[Begin]

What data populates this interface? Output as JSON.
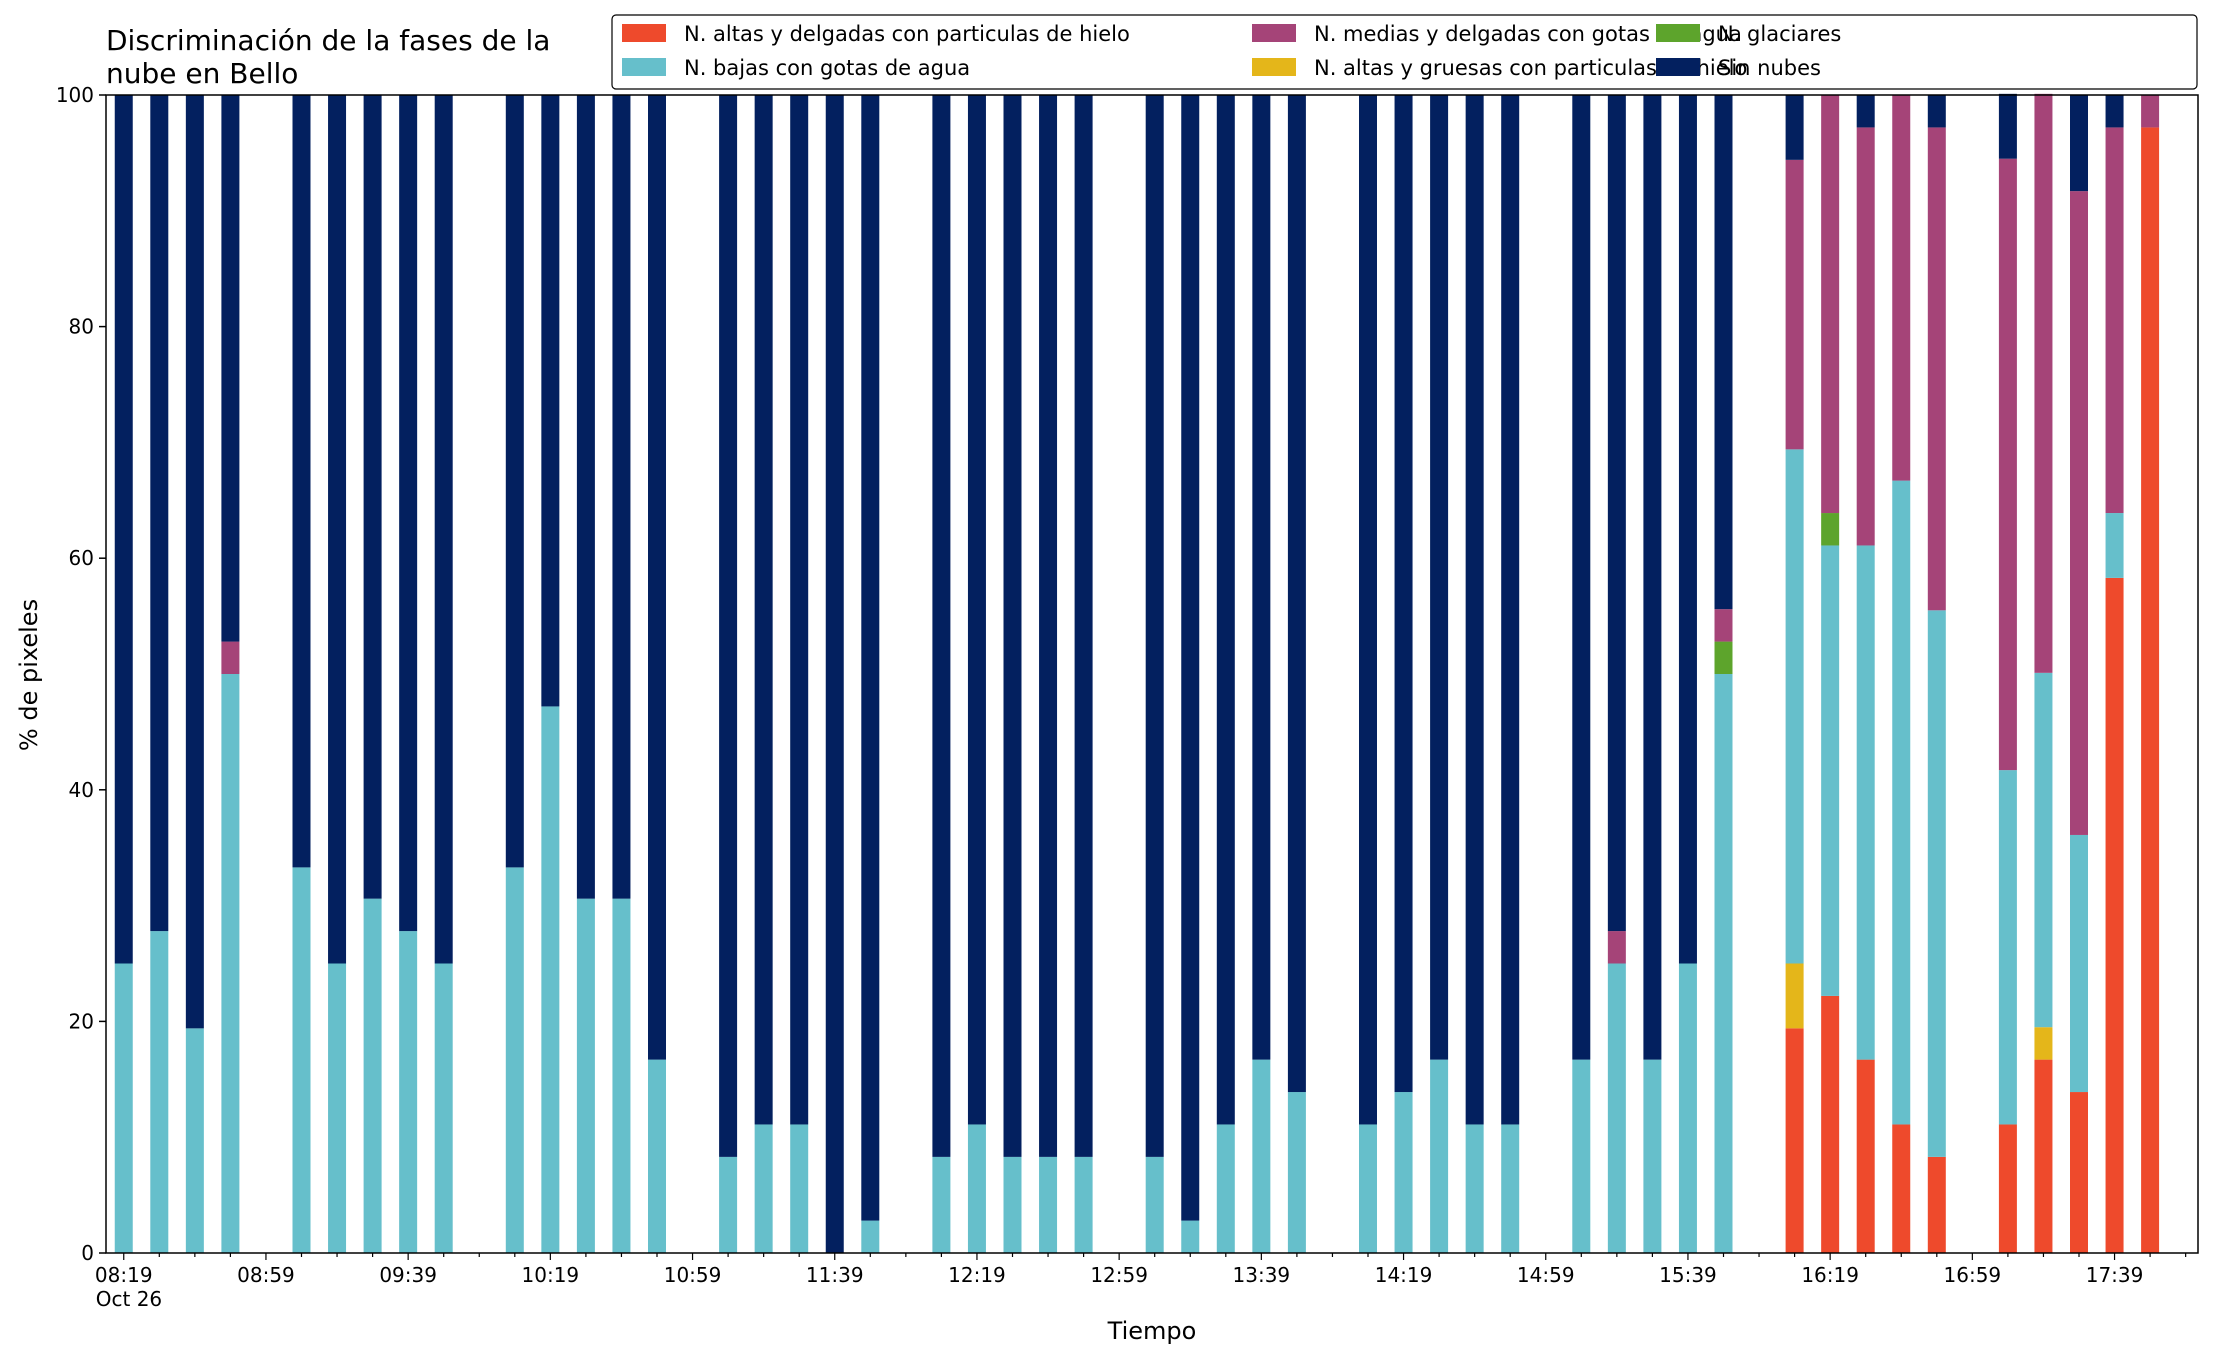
{
  "chart_data": {
    "type": "bar",
    "stacked": true,
    "title": "Discriminación de la fases de la nube en Bello",
    "title_lines": [
      "Discriminación de la fases de la",
      "nube en Bello"
    ],
    "xlabel": "Tiempo",
    "ylabel": "% de pixeles",
    "ylim": [
      0,
      100
    ],
    "yticks": [
      "0",
      "20",
      "40",
      "60",
      "80",
      "100"
    ],
    "x_start": "08:19",
    "x_step_minutes": 10,
    "x_tick_labels": [
      "08:19",
      "08:59",
      "09:39",
      "10:19",
      "10:59",
      "11:39",
      "12:19",
      "12:59",
      "13:39",
      "14:19",
      "14:59",
      "15:39",
      "16:19",
      "16:59",
      "17:39"
    ],
    "x_date_label": "Oct 26",
    "legend_position": "upper-right",
    "legend_order": [
      0,
      2,
      4,
      1,
      3,
      5
    ],
    "times": [
      "08:19",
      "08:29",
      "08:39",
      "08:49",
      "08:59",
      "09:09",
      "09:19",
      "09:29",
      "09:39",
      "09:49",
      "09:59",
      "10:09",
      "10:19",
      "10:29",
      "10:39",
      "10:49",
      "10:59",
      "11:09",
      "11:19",
      "11:29",
      "11:39",
      "11:49",
      "11:59",
      "12:09",
      "12:19",
      "12:29",
      "12:39",
      "12:49",
      "12:59",
      "13:09",
      "13:19",
      "13:29",
      "13:39",
      "13:49",
      "13:59",
      "14:09",
      "14:19",
      "14:29",
      "14:39",
      "14:49",
      "14:59",
      "15:09",
      "15:19",
      "15:29",
      "15:39",
      "15:49",
      "15:59",
      "16:09",
      "16:19",
      "16:29",
      "16:39",
      "16:49",
      "16:59",
      "17:09",
      "17:19",
      "17:29",
      "17:39",
      "17:49",
      "17:59"
    ],
    "series": [
      {
        "name": "N. altas y delgadas con particulas de hielo",
        "color": "#ee4a2c",
        "values": [
          0,
          0,
          0,
          0,
          null,
          0,
          0,
          0,
          0,
          0,
          null,
          0,
          0,
          0,
          0,
          0,
          null,
          0,
          0,
          0,
          0,
          0,
          null,
          0,
          0,
          0,
          0,
          0,
          null,
          0,
          0,
          0,
          0,
          0,
          null,
          0,
          0,
          0,
          0,
          0,
          null,
          0,
          0,
          0,
          0,
          0,
          null,
          19.4,
          22.2,
          16.7,
          11.1,
          8.3,
          null,
          11.1,
          16.7,
          13.9,
          58.3,
          97.2,
          null
        ]
      },
      {
        "name": "N. altas y gruesas con particulas de hielo",
        "color": "#e4b61a",
        "values": [
          0,
          0,
          0,
          0,
          null,
          0,
          0,
          0,
          0,
          0,
          null,
          0,
          0,
          0,
          0,
          0,
          null,
          0,
          0,
          0,
          0,
          0,
          null,
          0,
          0,
          0,
          0,
          0,
          null,
          0,
          0,
          0,
          0,
          0,
          null,
          0,
          0,
          0,
          0,
          0,
          null,
          0,
          0,
          0,
          0,
          0,
          null,
          5.6,
          0,
          0,
          0,
          0,
          null,
          0,
          2.8,
          0,
          0,
          0,
          null
        ]
      },
      {
        "name": "N. bajas con gotas de agua",
        "color": "#66bfcb",
        "values": [
          25,
          27.8,
          19.4,
          50,
          null,
          33.3,
          25,
          30.6,
          27.8,
          25,
          null,
          33.3,
          47.2,
          30.6,
          30.6,
          16.7,
          null,
          8.3,
          11.1,
          11.1,
          0,
          2.8,
          null,
          8.3,
          11.1,
          8.3,
          8.3,
          8.3,
          null,
          8.3,
          2.8,
          11.1,
          16.7,
          13.9,
          null,
          11.1,
          13.9,
          16.7,
          11.1,
          11.1,
          null,
          16.7,
          25,
          16.7,
          25,
          50,
          null,
          44.4,
          38.9,
          44.4,
          55.6,
          47.2,
          null,
          30.6,
          30.6,
          22.2,
          5.6,
          0,
          null
        ]
      },
      {
        "name": "N. glaciares",
        "color": "#5da42c",
        "values": [
          0,
          0,
          0,
          0,
          null,
          0,
          0,
          0,
          0,
          0,
          null,
          0,
          0,
          0,
          0,
          0,
          null,
          0,
          0,
          0,
          0,
          0,
          null,
          0,
          0,
          0,
          0,
          0,
          null,
          0,
          0,
          0,
          0,
          0,
          null,
          0,
          0,
          0,
          0,
          0,
          null,
          0,
          0,
          0,
          0,
          2.8,
          null,
          0,
          2.8,
          0,
          0,
          0,
          null,
          0,
          0,
          0,
          0,
          0,
          null
        ]
      },
      {
        "name": "N. medias y delgadas con gotas de agua",
        "color": "#a54478",
        "values": [
          0,
          0,
          0,
          2.8,
          null,
          0,
          0,
          0,
          0,
          0,
          null,
          0,
          0,
          0,
          0,
          0,
          null,
          0,
          0,
          0,
          0,
          0,
          null,
          0,
          0,
          0,
          0,
          0,
          null,
          0,
          0,
          0,
          0,
          0,
          null,
          0,
          0,
          0,
          0,
          0,
          null,
          0,
          2.8,
          0,
          0,
          2.8,
          null,
          25,
          36.1,
          36.1,
          33.3,
          41.7,
          null,
          52.8,
          50,
          55.6,
          33.3,
          2.8,
          null
        ]
      },
      {
        "name": "Sin nubes",
        "color": "#03205f",
        "values": [
          75,
          72.2,
          80.6,
          47.2,
          null,
          66.7,
          75,
          69.4,
          72.2,
          75,
          null,
          66.7,
          52.8,
          69.4,
          69.4,
          83.3,
          null,
          91.7,
          88.9,
          88.9,
          100,
          97.2,
          null,
          91.7,
          88.9,
          91.7,
          91.7,
          91.7,
          null,
          91.7,
          97.2,
          88.9,
          83.3,
          86.1,
          null,
          88.9,
          86.1,
          83.3,
          88.9,
          88.9,
          null,
          83.3,
          72.2,
          83.3,
          75,
          44.4,
          null,
          5.6,
          0,
          2.8,
          0,
          2.8,
          null,
          5.6,
          0,
          8.3,
          2.8,
          0,
          null
        ]
      }
    ]
  }
}
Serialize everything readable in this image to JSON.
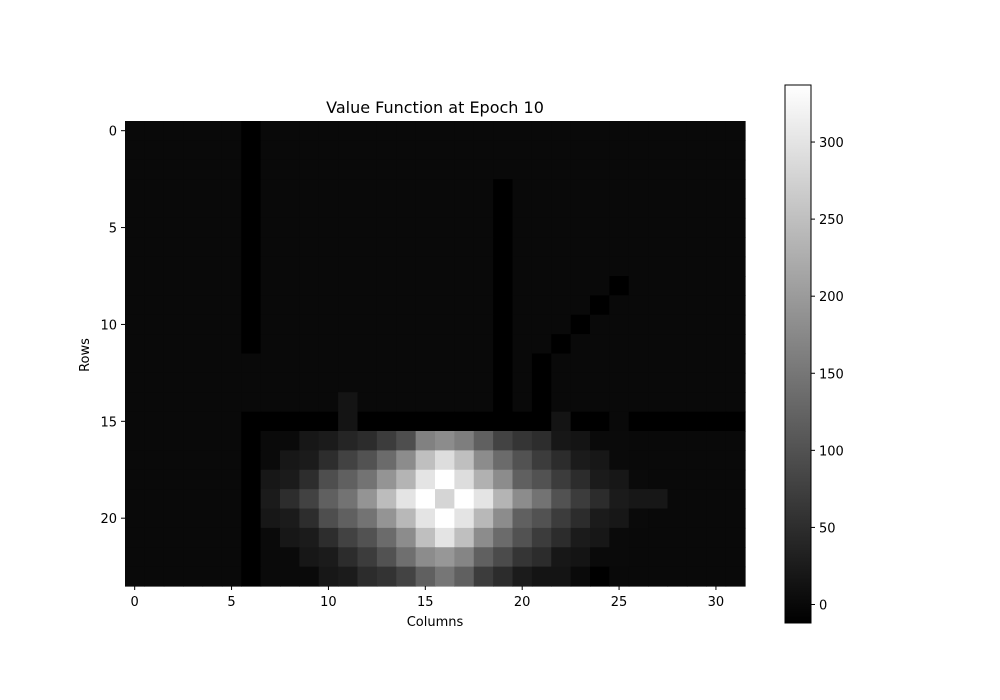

[End]

Without including the pictures, return each record above exactly as it stands.

What data populates this interface? Output as JSON.
{
  "chart_data": {
    "type": "bar",
    "stacked": true,
    "title": "Discriminación de la fases de la nube en Bello",
    "title_lines": [
      "Discriminación de la fases de la",
      "nube en Bello"
    ],
    "xlabel": "Tiempo",
    "ylabel": "% de pixeles",
    "ylim": [
      0,
      100
    ],
    "yticks": [
      "0",
      "20",
      "40",
      "60",
      "80",
      "100"
    ],
    "x_start": "08:19",
    "x_step_minutes": 10,
    "x_tick_labels": [
      "08:19",
      "08:59",
      "09:39",
      "10:19",
      "10:59",
      "11:39",
      "12:19",
      "12:59",
      "13:39",
      "14:19",
      "14:59",
      "15:39",
      "16:19",
      "16:59",
      "17:39"
    ],
    "x_date_label": "Oct 26",
    "legend_position": "upper-right",
    "legend_order": [
      0,
      2,
      4,
      1,
      3,
      5
    ],
    "times": [
      "08:19",
      "08:29",
      "08:39",
      "08:49",
      "08:59",
      "09:09",
      "09:19",
      "09:29",
      "09:39",
      "09:49",
      "09:59",
      "10:09",
      "10:19",
      "10:29",
      "10:39",
      "10:49",
      "10:59",
      "11:09",
      "11:19",
      "11:29",
      "11:39",
      "11:49",
      "11:59",
      "12:09",
      "12:19",
      "12:29",
      "12:39",
      "12:49",
      "12:59",
      "13:09",
      "13:19",
      "13:29",
      "13:39",
      "13:49",
      "13:59",
      "14:09",
      "14:19",
      "14:29",
      "14:39",
      "14:49",
      "14:59",
      "15:09",
      "15:19",
      "15:29",
      "15:39",
      "15:49",
      "15:59",
      "16:09",
      "16:19",
      "16:29",
      "16:39",
      "16:49",
      "16:59",
      "17:09",
      "17:19",
      "17:29",
      "17:39",
      "17:49",
      "17:59"
    ],
    "series": [
      {
        "name": "N. altas y delgadas con particulas de hielo",
        "color": "#ee4a2c",
        "values": [
          0,
          0,
          0,
          0,
          null,
          0,
          0,
          0,
          0,
          0,
          null,
          0,
          0,
          0,
          0,
          0,
          null,
          0,
          0,
          0,
          0,
          0,
          null,
          0,
          0,
          0,
          0,
          0,
          null,
          0,
          0,
          0,
          0,
          0,
          null,
          0,
          0,
          0,
          0,
          0,
          null,
          0,
          0,
          0,
          0,
          0,
          null,
          19.4,
          22.2,
          16.7,
          11.1,
          8.3,
          null,
          11.1,
          16.7,
          13.9,
          58.3,
          97.2,
          null
        ]
      },
      {
        "name": "N. altas y gruesas con particulas de hielo",
        "color": "#e4b61a",
        "values": [
          0,
          0,
          0,
          0,
          null,
          0,
          0,
          0,
          0,
          0,
          null,
          0,
          0,
          0,
          0,
          0,
          null,
          0,
          0,
          0,
          0,
          0,
          null,
          0,
          0,
          0,
          0,
          0,
          null,
          0,
          0,
          0,
          0,
          0,
          null,
          0,
          0,
          0,
          0,
          0,
          null,
          0,
          0,
          0,
          0,
          0,
          null,
          5.6,
          0,
          0,
          0,
          0,
          null,
          0,
          2.8,
          0,
          0,
          0,
          null
        ]
      },
      {
        "name": "N. bajas con gotas de agua",
        "color": "#66bfcb",
        "values": [
          25,
          27.8,
          19.4,
          50,
          null,
          33.3,
          25,
          30.6,
          27.8,
          25,
          null,
          33.3,
          47.2,
          30.6,
          30.6,
          16.7,
          null,
          8.3,
          11.1,
          11.1,
          0,
          2.8,
          null,
          8.3,
          11.1,
          8.3,
          8.3,
          8.3,
          null,
          8.3,
          2.8,
          11.1,
          16.7,
          13.9,
          null,
          11.1,
          13.9,
          16.7,
          11.1,
          11.1,
          null,
          16.7,
          25,
          16.7,
          25,
          50,
          null,
          44.4,
          38.9,
          44.4,
          55.6,
          47.2,
          null,
          30.6,
          30.6,
          22.2,
          5.6,
          0,
          null
        ]
      },
      {
        "name": "N. glaciares",
        "color": "#5da42c",
        "values": [
          0,
          0,
          0,
          0,
          null,
          0,
          0,
          0,
          0,
          0,
          null,
          0,
          0,
          0,
          0,
          0,
          null,
          0,
          0,
          0,
          0,
          0,
          null,
          0,
          0,
          0,
          0,
          0,
          null,
          0,
          0,
          0,
          0,
          0,
          null,
          0,
          0,
          0,
          0,
          0,
          null,
          0,
          0,
          0,
          0,
          2.8,
          null,
          0,
          2.8,
          0,
          0,
          0,
          null,
          0,
          0,
          0,
          0,
          0,
          null
        ]
      },
      {
        "name": "N. medias y delgadas con gotas de agua",
        "color": "#a54478",
        "values": [
          0,
          0,
          0,
          2.8,
          null,
          0,
          0,
          0,
          0,
          0,
          null,
          0,
          0,
          0,
          0,
          0,
          null,
          0,
          0,
          0,
          0,
          0,
          null,
          0,
          0,
          0,
          0,
          0,
          null,
          0,
          0,
          0,
          0,
          0,
          null,
          0,
          0,
          0,
          0,
          0,
          null,
          0,
          2.8,
          0,
          0,
          2.8,
          null,
          25,
          36.1,
          36.1,
          33.3,
          41.7,
          null,
          52.8,
          50,
          55.6,
          33.3,
          2.8,
          null
        ]
      },
      {
        "name": "Sin nubes",
        "color": "#03205f",
        "values": [
          75,
          72.2,
          80.6,
          47.2,
          null,
          66.7,
          75,
          69.4,
          72.2,
          75,
          null,
          66.7,
          52.8,
          69.4,
          69.4,
          83.3,
          null,
          91.7,
          88.9,
          88.9,
          100,
          97.2,
          null,
          91.7,
          88.9,
          91.7,
          91.7,
          91.7,
          null,
          91.7,
          97.2,
          88.9,
          83.3,
          86.1,
          null,
          88.9,
          86.1,
          83.3,
          88.9,
          88.9,
          null,
          83.3,
          72.2,
          83.3,
          75,
          44.4,
          null,
          5.6,
          0,
          2.8,
          0,
          2.8,
          null,
          5.6,
          0,
          8.3,
          2.8,
          0,
          null
        ]
      }
    ]
  }
}
Serialize everything readable in this image to JSON.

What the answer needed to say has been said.